
[8]          Lawyer D.C. says that after the mediation failed he intended to set this action down for trial but that owing to inadvertence, he failed to diarise a deadline for doing so as was his standard diarizing practice at the time.  The action was never set down for trial.

[9]          On September 20, 2010 the court registry issued a status notice in this action.  Lawyer D.C. says that neither her nor his form received a copy of this status notice and therefore were unaware of any pending dismissal of this action.  This is disputed.

[23]      Lawyer D.C. failed to set this action down for trial.  He offers several explanations for this failure.  First, he says that he failed to diarise a deadline for setting this action down for trial.  Secondly, he says that between 2009 and 2012 he had a case load of from 250 to 300 files in addition to numerous other responsibilities at his firm.  It took him some time to realize that this file load and his other firm responsibilities were completely unsustainable.  He eventually requested and got permission to reduce his file load and transfer files to other lawyers.  He does not say just when this happened.  He does say that between January 2011 and September 2013, he overlooked prosecution of this action in favour of other priority issues.  Finally, lawyer D.C. says that he always intended to proceed with the plaintiff’s claim.

◆ ◆ ◆

Update the decision excerpt from "[9]          On September 20, 2010" up to and including "This is disputed.", changing every "status notice" to "dismissal notice". These items come from a separate source.

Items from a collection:
◆ ◆ ◆

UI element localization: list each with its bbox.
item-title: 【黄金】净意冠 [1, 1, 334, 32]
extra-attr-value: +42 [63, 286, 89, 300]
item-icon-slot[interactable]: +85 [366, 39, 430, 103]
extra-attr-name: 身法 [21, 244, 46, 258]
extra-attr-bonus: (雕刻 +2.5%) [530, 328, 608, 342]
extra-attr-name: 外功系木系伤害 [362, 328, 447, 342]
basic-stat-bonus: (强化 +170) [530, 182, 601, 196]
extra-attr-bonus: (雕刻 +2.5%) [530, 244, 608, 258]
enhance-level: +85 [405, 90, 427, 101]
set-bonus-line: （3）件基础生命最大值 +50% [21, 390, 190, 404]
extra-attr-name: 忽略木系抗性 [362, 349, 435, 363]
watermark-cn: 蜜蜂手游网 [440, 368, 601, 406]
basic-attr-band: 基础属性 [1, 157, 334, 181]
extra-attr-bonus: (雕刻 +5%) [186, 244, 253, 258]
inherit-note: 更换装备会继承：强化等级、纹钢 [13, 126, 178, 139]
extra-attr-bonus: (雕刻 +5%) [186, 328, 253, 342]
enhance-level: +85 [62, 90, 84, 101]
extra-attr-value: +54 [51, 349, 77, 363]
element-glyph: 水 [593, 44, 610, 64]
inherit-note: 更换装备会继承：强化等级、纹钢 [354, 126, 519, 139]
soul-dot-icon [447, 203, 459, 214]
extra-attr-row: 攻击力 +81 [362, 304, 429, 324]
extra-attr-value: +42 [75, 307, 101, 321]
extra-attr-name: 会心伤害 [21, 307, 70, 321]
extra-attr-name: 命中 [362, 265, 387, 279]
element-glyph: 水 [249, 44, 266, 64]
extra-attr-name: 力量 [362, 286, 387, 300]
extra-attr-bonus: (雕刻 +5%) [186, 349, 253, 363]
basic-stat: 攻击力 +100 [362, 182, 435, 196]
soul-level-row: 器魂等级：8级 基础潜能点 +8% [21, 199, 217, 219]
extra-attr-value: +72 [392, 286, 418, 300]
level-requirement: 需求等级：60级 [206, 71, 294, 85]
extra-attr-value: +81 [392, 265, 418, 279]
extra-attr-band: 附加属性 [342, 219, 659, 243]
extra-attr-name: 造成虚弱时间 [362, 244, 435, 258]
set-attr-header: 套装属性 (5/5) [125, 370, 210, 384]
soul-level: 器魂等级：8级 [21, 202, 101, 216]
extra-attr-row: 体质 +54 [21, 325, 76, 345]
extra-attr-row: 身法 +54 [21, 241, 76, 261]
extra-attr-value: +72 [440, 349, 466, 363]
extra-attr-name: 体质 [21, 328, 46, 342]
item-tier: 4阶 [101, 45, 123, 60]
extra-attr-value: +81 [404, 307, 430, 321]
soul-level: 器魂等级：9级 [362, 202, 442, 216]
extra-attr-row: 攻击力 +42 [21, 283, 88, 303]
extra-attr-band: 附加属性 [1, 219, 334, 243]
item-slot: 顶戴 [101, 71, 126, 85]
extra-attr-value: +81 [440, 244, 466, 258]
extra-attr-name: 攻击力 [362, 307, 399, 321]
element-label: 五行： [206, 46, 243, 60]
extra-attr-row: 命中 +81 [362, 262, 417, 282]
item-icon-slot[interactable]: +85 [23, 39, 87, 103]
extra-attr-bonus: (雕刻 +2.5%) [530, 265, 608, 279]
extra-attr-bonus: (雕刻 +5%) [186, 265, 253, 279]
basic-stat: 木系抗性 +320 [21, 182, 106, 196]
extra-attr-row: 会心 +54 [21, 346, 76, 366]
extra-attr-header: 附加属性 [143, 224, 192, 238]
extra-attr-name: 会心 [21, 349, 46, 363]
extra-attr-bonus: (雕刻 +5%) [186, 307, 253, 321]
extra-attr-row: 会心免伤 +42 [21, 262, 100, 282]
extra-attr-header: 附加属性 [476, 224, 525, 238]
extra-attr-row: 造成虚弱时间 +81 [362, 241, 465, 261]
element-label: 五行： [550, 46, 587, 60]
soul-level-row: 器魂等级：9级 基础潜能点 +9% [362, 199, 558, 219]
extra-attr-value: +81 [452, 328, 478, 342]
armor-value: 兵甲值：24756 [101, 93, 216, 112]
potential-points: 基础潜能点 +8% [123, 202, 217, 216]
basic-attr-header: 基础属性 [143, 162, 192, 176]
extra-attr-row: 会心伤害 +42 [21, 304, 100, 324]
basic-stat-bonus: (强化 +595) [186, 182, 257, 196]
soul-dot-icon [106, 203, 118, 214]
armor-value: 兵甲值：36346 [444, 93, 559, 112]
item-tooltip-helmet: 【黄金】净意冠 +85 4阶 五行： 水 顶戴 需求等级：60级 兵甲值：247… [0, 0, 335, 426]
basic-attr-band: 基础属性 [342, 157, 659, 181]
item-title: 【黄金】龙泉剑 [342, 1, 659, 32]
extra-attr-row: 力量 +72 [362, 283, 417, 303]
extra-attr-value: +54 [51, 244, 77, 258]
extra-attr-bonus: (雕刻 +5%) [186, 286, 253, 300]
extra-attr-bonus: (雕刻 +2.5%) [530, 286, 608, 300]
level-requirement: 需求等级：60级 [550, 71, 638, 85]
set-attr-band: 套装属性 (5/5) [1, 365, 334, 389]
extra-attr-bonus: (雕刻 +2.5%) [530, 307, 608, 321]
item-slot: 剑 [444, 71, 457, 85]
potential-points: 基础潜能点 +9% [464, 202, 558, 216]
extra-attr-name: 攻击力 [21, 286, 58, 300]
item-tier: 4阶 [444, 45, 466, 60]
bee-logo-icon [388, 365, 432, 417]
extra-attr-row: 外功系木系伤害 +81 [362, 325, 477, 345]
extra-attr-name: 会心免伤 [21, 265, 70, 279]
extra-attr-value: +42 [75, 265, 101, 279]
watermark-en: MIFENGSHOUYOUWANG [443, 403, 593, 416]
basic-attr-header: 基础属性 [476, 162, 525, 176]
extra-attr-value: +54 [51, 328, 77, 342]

◆ ◆ ◆

**Answer section**
[9]          On September 20, 2010 the court registry issued a dismissal notice in this action.  Lawyer D.C. says that neither her nor his form received a copy of this dismissal notice and therefore were unaware of any pending dismissal of this action.  This is disputed.